TO DO: From the line containing "Read all visible content and emit it as JSON." down to the final line of the entries below, quote every line verbatim. Exclude pictures.

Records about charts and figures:
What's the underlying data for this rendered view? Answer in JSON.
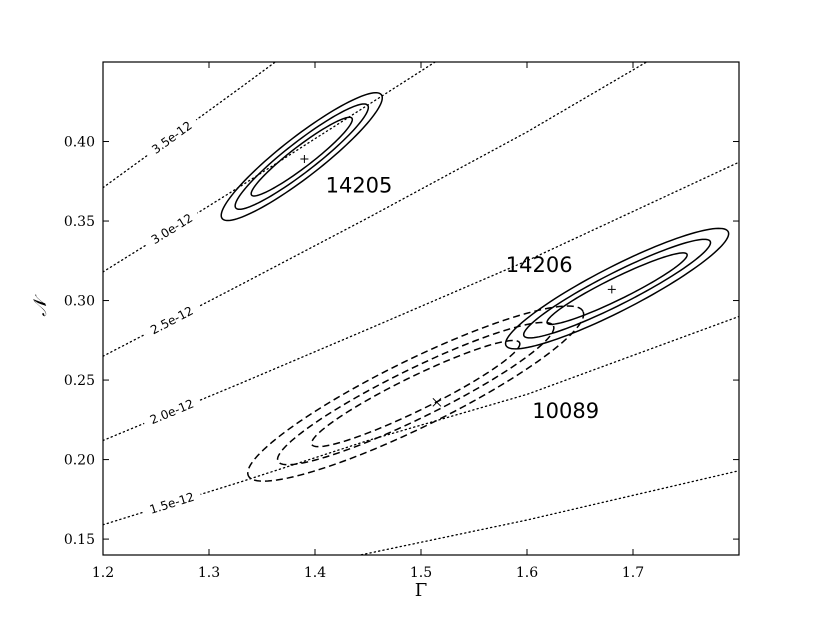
{
  "chart_data": {
    "type": "contour",
    "xlabel": "Γ",
    "ylabel": "𝒩",
    "xlim": [
      1.2,
      1.8
    ],
    "ylim": [
      0.14,
      0.45
    ],
    "x_ticks": [
      1.2,
      1.3,
      1.4,
      1.5,
      1.6,
      1.7
    ],
    "x_tick_labels": [
      "1.2",
      "1.3",
      "1.4",
      "1.5",
      "1.6",
      "1.7"
    ],
    "y_ticks": [
      0.15,
      0.2,
      0.25,
      0.3,
      0.35,
      0.4
    ],
    "y_tick_labels": [
      "0.15",
      "0.20",
      "0.25",
      "0.30",
      "0.35",
      "0.40"
    ],
    "grid": false,
    "flux_contours": [
      {
        "label": "1.5e-12",
        "points": [
          [
            1.2,
            0.159
          ],
          [
            1.33,
            0.186
          ],
          [
            1.45,
            0.212
          ],
          [
            1.6,
            0.241
          ],
          [
            1.8,
            0.29
          ]
        ]
      },
      {
        "label": "2.0e-12",
        "points": [
          [
            1.2,
            0.212
          ],
          [
            1.33,
            0.248
          ],
          [
            1.45,
            0.282
          ],
          [
            1.6,
            0.325
          ],
          [
            1.8,
            0.387
          ]
        ]
      },
      {
        "label": "2.5e-12",
        "points": [
          [
            1.2,
            0.265
          ],
          [
            1.33,
            0.31
          ],
          [
            1.45,
            0.352
          ],
          [
            1.6,
            0.406
          ],
          [
            1.8,
            0.484
          ]
        ]
      },
      {
        "label": "3.0e-12",
        "points": [
          [
            1.2,
            0.318
          ],
          [
            1.33,
            0.372
          ],
          [
            1.45,
            0.423
          ],
          [
            1.6,
            0.487
          ]
        ]
      },
      {
        "label": "3.5e-12",
        "points": [
          [
            1.2,
            0.371
          ],
          [
            1.33,
            0.434
          ],
          [
            1.45,
            0.493
          ]
        ]
      },
      {
        "label": "",
        "points": [
          [
            1.2,
            0.106
          ],
          [
            1.33,
            0.124
          ],
          [
            1.45,
            0.141
          ],
          [
            1.6,
            0.162
          ],
          [
            1.8,
            0.193
          ]
        ]
      }
    ],
    "series": [
      {
        "name": "14205",
        "style": "solid",
        "best_fit": [
          1.39,
          0.389
        ],
        "marker": "+",
        "ellipses": [
          {
            "center": [
              1.3875,
              0.3905
            ],
            "half_length": [
              0.0755,
              0.0385
            ],
            "half_width": [
              0.0085,
              -0.0115
            ]
          },
          {
            "center": [
              1.3875,
              0.3905
            ],
            "half_length": [
              0.0625,
              0.032
            ],
            "half_width": [
              0.0065,
              -0.0085
            ]
          },
          {
            "center": [
              1.3875,
              0.3905
            ],
            "half_length": [
              0.0475,
              0.024
            ],
            "half_width": [
              0.0045,
              -0.006
            ]
          }
        ]
      },
      {
        "name": "14206",
        "style": "solid",
        "best_fit": [
          1.68,
          0.307
        ],
        "marker": "+",
        "ellipses": [
          {
            "center": [
              1.685,
              0.3075
            ],
            "half_length": [
              0.105,
              0.0355
            ],
            "half_width": [
              0.007,
              -0.0132
            ]
          },
          {
            "center": [
              1.685,
              0.3075
            ],
            "half_length": [
              0.088,
              0.0295
            ],
            "half_width": [
              0.005,
              -0.0095
            ]
          },
          {
            "center": [
              1.685,
              0.3075
            ],
            "half_length": [
              0.066,
              0.0215
            ],
            "half_width": [
              0.0035,
              -0.0065
            ]
          }
        ]
      },
      {
        "name": "10089",
        "style": "dashed",
        "best_fit": [
          1.515,
          0.236
        ],
        "marker": "x",
        "ellipses": [
          {
            "center": [
              1.495,
              0.2415
            ],
            "half_length": [
              0.158,
              0.0515
            ],
            "half_width": [
              0.012,
              -0.0195
            ]
          },
          {
            "center": [
              1.495,
              0.2415
            ],
            "half_length": [
              0.13,
              0.0425
            ],
            "half_width": [
              0.0095,
              -0.014
            ]
          },
          {
            "center": [
              1.495,
              0.2415
            ],
            "half_length": [
              0.098,
              0.032
            ],
            "half_width": [
              0.007,
              -0.0095
            ]
          }
        ]
      }
    ],
    "annotations": [
      {
        "text": "14205",
        "x": 1.41,
        "y": 0.368
      },
      {
        "text": "14206",
        "x": 1.58,
        "y": 0.318
      },
      {
        "text": "10089",
        "x": 1.605,
        "y": 0.226
      }
    ]
  }
}
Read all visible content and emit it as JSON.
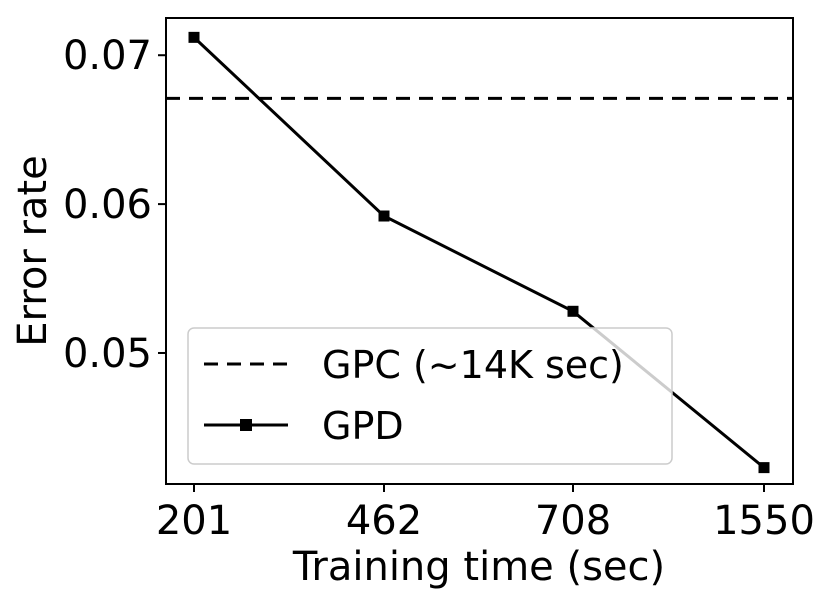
{
  "chart_data": {
    "type": "line",
    "title": "",
    "xlabel": "Training time (sec)",
    "ylabel": "Error rate",
    "categories": [
      "201",
      "462",
      "708",
      "1550"
    ],
    "yticks": [
      "0.05",
      "0.06",
      "0.07"
    ],
    "ylim": [
      0.0412,
      0.0725
    ],
    "grid": false,
    "legend_position": "lower-left",
    "series": [
      {
        "name": "GPD",
        "values": [
          0.0712,
          0.0592,
          0.0528,
          0.0423
        ],
        "style": "solid",
        "marker": "square",
        "color": "#000000"
      }
    ],
    "reference_lines": [
      {
        "name": "GPC (~14K sec)",
        "value": 0.0671,
        "style": "dashed",
        "color": "#000000"
      }
    ]
  }
}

SOLUTION TO THIS TASK:
Read all visible content and emit it as JSON.
{
  "chart_data": {
    "type": "line",
    "title": "",
    "xlabel": "Training time (sec)",
    "ylabel": "Error rate",
    "categories": [
      "201",
      "462",
      "708",
      "1550"
    ],
    "yticks": [
      "0.05",
      "0.06",
      "0.07"
    ],
    "ylim": [
      0.0412,
      0.0725
    ],
    "grid": false,
    "legend_position": "lower-left",
    "series": [
      {
        "name": "GPD",
        "values": [
          0.0712,
          0.0592,
          0.0528,
          0.0423
        ],
        "style": "solid",
        "marker": "square",
        "color": "#000000"
      }
    ],
    "reference_lines": [
      {
        "name": "GPC (~14K sec)",
        "value": 0.0671,
        "style": "dashed",
        "color": "#000000"
      }
    ]
  }
}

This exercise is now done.